### Written problem 1
In the records, swap "legend-entry-label" for "legend-item-label" and leave everything else unchanged. Begin at the line that has "- heater-power-panel: 0" and stop after the line that has "- y-tick-label: 30: [41, 179, 61, 198]"; give back only those lines.

### Text section
------------------------------------------------------------------------

In Long Beach, California, his jobless, unschooled parents made ends meet by scavenging. Out of place in affluent Southern California, KK became a regular in playground brawls and soon became a crack addict.
“Back then, I was craving for acceptance,” he says.
His daredevil breakdance stunts afforded KK the attention he was desperately looking for.
Now 32, KK rekindles that old passion for dancing to help save Cambodian street kids. Most of his students lack strong role models because their older siblings are active drug users, school dropouts, or sex workers. KK also teaches these children about HIV/AIDS, the risks of drugs and joining gangs, and other issues that underprivileged youth commonly face. Fortunately, many of these neglected and orphaned children idolize KK.
His transition was difficult but life-transforming. “I dealt with discrimination from among the older people in Cambodia with how I look, because I have piercings and tattoos. They judge me by the cover, but they didn’t open to read it,” he shares.
With KK’s perseverance, Tiny Toones has become very popular in Cambodia. He attributes this to the perceived street credibility of the hip hop culture and its humble roots in the ghetto. Tiny Toones began getting offers of donations that afforded them to move to the two-storey apartment, their present headquarters.
Meanwhile, the kids are frequently invited to perform at various events. The dancers get paid to perform at shows.
KK believes that he did not only save streetchildren but he also saved himself. “I made a mistake as a kid, and I’m not gonna let these kids destroy their lives, too. On the surface, it’s only break dance, but what these kids really need is just someone to motivate them,” KK says of his proteges.

------------------------------------------------------------------------

### Supplied records
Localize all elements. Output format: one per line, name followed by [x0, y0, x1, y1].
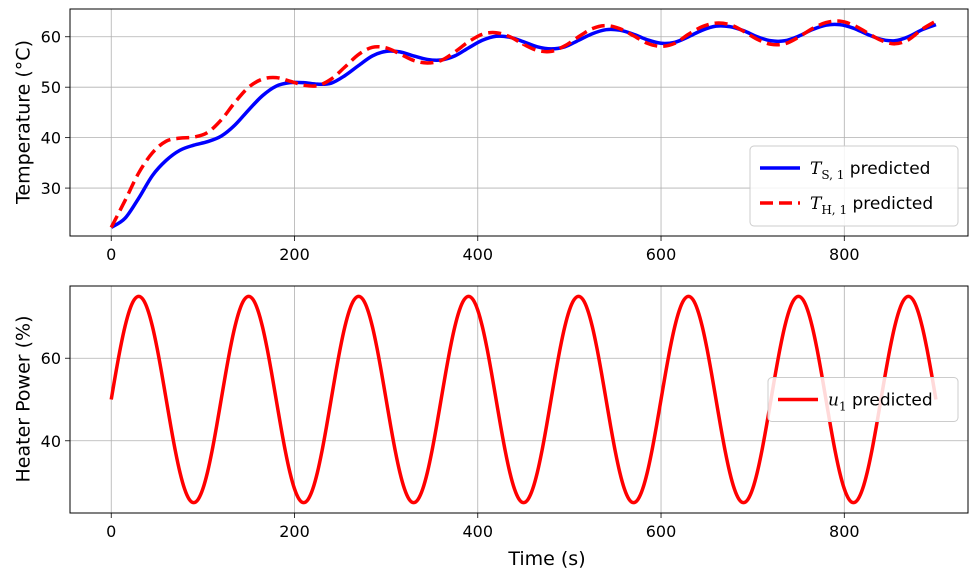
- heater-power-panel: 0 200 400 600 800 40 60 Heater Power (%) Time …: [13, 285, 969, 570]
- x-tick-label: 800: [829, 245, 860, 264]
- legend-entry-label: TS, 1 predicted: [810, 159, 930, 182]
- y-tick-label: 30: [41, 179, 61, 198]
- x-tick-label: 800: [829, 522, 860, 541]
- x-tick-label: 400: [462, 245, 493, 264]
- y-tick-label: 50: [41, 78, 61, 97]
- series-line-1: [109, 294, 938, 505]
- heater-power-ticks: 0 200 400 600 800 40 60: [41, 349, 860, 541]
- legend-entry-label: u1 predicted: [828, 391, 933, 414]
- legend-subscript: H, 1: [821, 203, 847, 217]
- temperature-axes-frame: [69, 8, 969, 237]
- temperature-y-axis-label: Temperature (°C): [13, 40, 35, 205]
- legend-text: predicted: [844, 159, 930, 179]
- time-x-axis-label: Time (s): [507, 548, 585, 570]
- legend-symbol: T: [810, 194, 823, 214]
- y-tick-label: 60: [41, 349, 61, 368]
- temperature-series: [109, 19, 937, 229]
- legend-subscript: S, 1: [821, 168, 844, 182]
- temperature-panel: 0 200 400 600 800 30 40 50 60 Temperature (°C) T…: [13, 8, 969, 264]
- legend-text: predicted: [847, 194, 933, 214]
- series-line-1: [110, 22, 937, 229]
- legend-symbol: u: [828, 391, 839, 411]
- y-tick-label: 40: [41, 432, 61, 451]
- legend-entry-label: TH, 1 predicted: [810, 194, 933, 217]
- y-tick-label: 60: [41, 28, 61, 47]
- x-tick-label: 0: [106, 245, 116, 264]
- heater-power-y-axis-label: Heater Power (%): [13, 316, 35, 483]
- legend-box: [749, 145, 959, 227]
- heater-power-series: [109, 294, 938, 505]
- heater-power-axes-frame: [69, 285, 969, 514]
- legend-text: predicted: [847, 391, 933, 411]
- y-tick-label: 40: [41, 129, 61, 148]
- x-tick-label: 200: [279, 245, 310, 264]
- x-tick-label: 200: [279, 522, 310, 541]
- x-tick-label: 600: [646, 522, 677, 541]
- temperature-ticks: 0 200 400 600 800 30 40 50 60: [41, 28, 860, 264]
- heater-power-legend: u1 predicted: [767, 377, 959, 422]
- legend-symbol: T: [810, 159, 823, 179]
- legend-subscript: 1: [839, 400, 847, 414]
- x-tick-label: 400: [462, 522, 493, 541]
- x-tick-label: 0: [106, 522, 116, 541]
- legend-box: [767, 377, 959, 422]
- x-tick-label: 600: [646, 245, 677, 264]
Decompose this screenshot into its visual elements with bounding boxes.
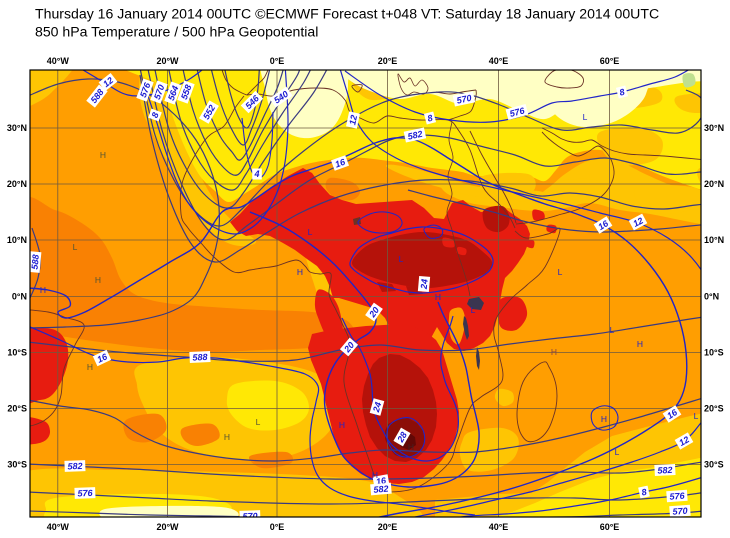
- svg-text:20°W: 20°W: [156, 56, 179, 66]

------------------------------------------------------------------------

### Written problem 2
Please summarize the text about KK and Tiny Toones in two sentences.

### Exercise solution 1
- heater-power-panel: 0 200 400 600 800 40 60 Heater Power (%) Time …: [13, 285, 969, 570]
- x-tick-label: 800: [829, 245, 860, 264]
- legend-item-label: TS, 1 predicted: [810, 159, 930, 182]
- y-tick-label: 30: [41, 179, 61, 198]

### Exercise solution 2
KK, whose jobless parents in Long Beach, California, made ends meet by scavenging, became a crack addict, but now he uses his old passion for dancing to help save Cambodian street kids and teaches them about HIV/AIDS, drugs, and gangs. Through his perseverance, Tiny Toones has become very popular in Cambodia, and KK believes that in saving street children he also saved himself.